** Working data follows **

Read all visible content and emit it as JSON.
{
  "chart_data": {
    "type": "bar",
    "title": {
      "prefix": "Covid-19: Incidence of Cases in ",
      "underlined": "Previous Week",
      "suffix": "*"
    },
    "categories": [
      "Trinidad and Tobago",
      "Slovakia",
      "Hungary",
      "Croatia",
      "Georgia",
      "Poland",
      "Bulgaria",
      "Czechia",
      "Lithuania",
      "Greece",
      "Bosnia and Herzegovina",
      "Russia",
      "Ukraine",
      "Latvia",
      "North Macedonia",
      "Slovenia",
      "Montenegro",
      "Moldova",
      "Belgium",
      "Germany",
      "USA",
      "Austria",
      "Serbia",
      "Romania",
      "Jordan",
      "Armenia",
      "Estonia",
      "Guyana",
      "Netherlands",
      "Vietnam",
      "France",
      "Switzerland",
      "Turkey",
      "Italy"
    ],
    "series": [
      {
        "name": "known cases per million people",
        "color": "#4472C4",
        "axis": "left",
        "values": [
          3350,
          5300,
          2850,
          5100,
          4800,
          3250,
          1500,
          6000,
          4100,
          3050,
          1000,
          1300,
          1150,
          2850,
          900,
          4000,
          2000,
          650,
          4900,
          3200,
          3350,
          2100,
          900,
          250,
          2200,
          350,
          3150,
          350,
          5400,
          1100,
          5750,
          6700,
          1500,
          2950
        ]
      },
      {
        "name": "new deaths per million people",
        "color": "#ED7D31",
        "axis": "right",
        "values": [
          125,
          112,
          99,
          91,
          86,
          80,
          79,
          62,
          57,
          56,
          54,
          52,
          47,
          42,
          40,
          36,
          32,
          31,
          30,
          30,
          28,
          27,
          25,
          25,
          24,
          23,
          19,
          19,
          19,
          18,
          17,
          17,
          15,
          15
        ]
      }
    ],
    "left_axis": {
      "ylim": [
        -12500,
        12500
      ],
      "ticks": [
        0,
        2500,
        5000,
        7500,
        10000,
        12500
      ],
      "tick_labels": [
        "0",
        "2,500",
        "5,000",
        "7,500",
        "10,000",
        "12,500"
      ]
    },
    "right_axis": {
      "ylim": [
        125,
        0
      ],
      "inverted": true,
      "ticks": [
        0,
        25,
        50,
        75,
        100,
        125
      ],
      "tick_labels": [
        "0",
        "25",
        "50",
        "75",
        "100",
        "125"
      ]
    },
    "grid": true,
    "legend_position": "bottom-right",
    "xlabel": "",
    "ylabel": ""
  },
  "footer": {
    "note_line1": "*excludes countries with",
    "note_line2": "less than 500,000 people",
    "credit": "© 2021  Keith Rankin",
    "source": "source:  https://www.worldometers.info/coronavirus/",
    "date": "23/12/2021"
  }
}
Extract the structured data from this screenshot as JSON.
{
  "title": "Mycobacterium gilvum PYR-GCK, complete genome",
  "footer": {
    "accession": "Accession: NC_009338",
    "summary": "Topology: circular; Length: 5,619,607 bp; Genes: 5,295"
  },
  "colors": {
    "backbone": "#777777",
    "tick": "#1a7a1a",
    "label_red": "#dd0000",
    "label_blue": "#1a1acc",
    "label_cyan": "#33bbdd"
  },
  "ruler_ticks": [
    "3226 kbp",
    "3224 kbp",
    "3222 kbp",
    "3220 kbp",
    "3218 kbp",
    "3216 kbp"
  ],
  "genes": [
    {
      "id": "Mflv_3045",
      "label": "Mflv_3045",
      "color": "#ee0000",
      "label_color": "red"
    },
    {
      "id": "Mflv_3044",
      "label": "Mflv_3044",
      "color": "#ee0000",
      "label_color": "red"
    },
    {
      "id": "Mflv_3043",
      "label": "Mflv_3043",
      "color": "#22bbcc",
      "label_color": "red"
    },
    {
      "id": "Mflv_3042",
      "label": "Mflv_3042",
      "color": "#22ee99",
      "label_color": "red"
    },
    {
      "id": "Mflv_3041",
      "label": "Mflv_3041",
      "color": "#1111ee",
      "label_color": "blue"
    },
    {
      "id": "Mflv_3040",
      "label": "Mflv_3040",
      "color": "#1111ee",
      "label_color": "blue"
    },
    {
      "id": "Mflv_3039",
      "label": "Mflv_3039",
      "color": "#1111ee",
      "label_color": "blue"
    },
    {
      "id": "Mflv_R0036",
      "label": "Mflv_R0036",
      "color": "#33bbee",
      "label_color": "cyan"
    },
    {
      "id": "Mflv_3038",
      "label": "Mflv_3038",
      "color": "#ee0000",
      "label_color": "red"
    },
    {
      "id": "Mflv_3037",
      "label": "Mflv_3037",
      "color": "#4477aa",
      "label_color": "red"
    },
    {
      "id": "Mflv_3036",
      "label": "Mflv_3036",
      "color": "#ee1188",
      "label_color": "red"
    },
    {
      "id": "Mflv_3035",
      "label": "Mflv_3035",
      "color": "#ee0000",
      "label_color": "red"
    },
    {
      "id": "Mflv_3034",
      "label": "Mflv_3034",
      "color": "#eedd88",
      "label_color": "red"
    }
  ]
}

** End of Working data **

§ Activity:
Restate the whole listing exactly, leaving out nothing.

§ Expected answer:
Read all visible content and emit it as JSON.
{
  "chart_data": {
    "type": "bar",
    "title": {
      "prefix": "Covid-19: Incidence of Cases in ",
      "underlined": "Previous Week",
      "suffix": "*"
    },
    "categories": [
      "Trinidad and Tobago",
      "Slovakia",
      "Hungary",
      "Croatia",
      "Georgia",
      "Poland",
      "Bulgaria",
      "Czechia",
      "Lithuania",
      "Greece",
      "Bosnia and Herzegovina",
      "Russia",
      "Ukraine",
      "Latvia",
      "North Macedonia",
      "Slovenia",
      "Montenegro",
      "Moldova",
      "Belgium",
      "Germany",
      "USA",
      "Austria",
      "Serbia",
      "Romania",
      "Jordan",
      "Armenia",
      "Estonia",
      "Guyana",
      "Netherlands",
      "Vietnam",
      "France",
      "Switzerland",
      "Turkey",
      "Italy"
    ],
    "series": [
      {
        "name": "known cases per million people",
        "color": "#4472C4",
        "axis": "left",
        "values": [
          3350,
          5300,
          2850,
          5100,
          4800,
          3250,
          1500,
          6000,
          4100,
          3050,
          1000,
          1300,
          1150,
          2850,
          900,
          4000,
          2000,
          650,
          4900,
          3200,
          3350,
          2100,
          900,
          250,
          2200,
          350,
          3150,
          350,
          5400,
          1100,
          5750,
          6700,
          1500,
          2950
        ]
      },
      {
        "name": "new deaths per million people",
        "color": "#ED7D31",
        "axis": "right",
        "values": [
          125,
          112,
          99,
          91,
          86,
          80,
          79,
          62,
          57,
          56,
          54,
          52,
          47,
          42,
          40,
          36,
          32,
          31,
          30,
          30,
          28,
          27,
          25,
          25,
          24,
          23,
          19,
          19,
          19,
          18,
          17,
          17,
          15,
          15
        ]
      }
    ],
    "left_axis": {
      "ylim": [
        -12500,
        12500
      ],
      "ticks": [
        0,
        2500,
        5000,
        7500,
        10000,
        12500
      ],
      "tick_labels": [
        "0",
        "2,500",
        "5,000",
        "7,500",
        "10,000",
        "12,500"
      ]
    },
    "right_axis": {
      "ylim": [
        125,
        0
      ],
      "inverted": true,
      "ticks": [
        0,
        25,
        50,
        75,
        100,
        125
      ],
      "tick_labels": [
        "0",
        "25",
        "50",
        "75",
        "100",
        "125"
      ]
    },
    "grid": true,
    "legend_position": "bottom-right",
    "xlabel": "",
    "ylabel": ""
  },
  "footer": {
    "note_line1": "*excludes countries with",
    "note_line2": "less than 500,000 people",
    "credit": "© 2021  Keith Rankin",
    "source": "source:  https://www.worldometers.info/coronavirus/",
    "date": "23/12/2021"
  }
}
Extract the structured data from this screenshot as JSON.
{
  "title": "Mycobacterium gilvum PYR-GCK, complete genome",
  "footer": {
    "accession": "Accession: NC_009338",
    "summary": "Topology: circular; Length: 5,619,607 bp; Genes: 5,295"
  },
  "colors": {
    "backbone": "#777777",
    "tick": "#1a7a1a",
    "label_red": "#dd0000",
    "label_blue": "#1a1acc",
    "label_cyan": "#33bbdd"
  },
  "ruler_ticks": [
    "3226 kbp",
    "3224 kbp",
    "3222 kbp",
    "3220 kbp",
    "3218 kbp",
    "3216 kbp"
  ],
  "genes": [
    {
      "id": "Mflv_3045",
      "label": "Mflv_3045",
      "color": "#ee0000",
      "label_color": "red"
    },
    {
      "id": "Mflv_3044",
      "label": "Mflv_3044",
      "color": "#ee0000",
      "label_color": "red"
    },
    {
      "id": "Mflv_3043",
      "label": "Mflv_3043",
      "color": "#22bbcc",
      "label_color": "red"
    },
    {
      "id": "Mflv_3042",
      "label": "Mflv_3042",
      "color": "#22ee99",
      "label_color": "red"
    },
    {
      "id": "Mflv_3041",
      "label": "Mflv_3041",
      "color": "#1111ee",
      "label_color": "blue"
    },
    {
      "id": "Mflv_3040",
      "label": "Mflv_3040",
      "color": "#1111ee",
      "label_color": "blue"
    },
    {
      "id": "Mflv_3039",
      "label": "Mflv_3039",
      "color": "#1111ee",
      "label_color": "blue"
    },
    {
      "id": "Mflv_R0036",
      "label": "Mflv_R0036",
      "color": "#33bbee",
      "label_color": "cyan"
    },
    {
      "id": "Mflv_3038",
      "label": "Mflv_3038",
      "color": "#ee0000",
      "label_color": "red"
    },
    {
      "id": "Mflv_3037",
      "label": "Mflv_3037",
      "color": "#4477aa",
      "label_color": "red"
    },
    {
      "id": "Mflv_3036",
      "label": "Mflv_3036",
      "color": "#ee1188",
      "label_color": "red"
    },
    {
      "id": "Mflv_3035",
      "label": "Mflv_3035",
      "color": "#ee0000",
      "label_color": "red"
    },
    {
      "id": "Mflv_3034",
      "label": "Mflv_3034",
      "color": "#eedd88",
      "label_color": "red"
    }
  ]
}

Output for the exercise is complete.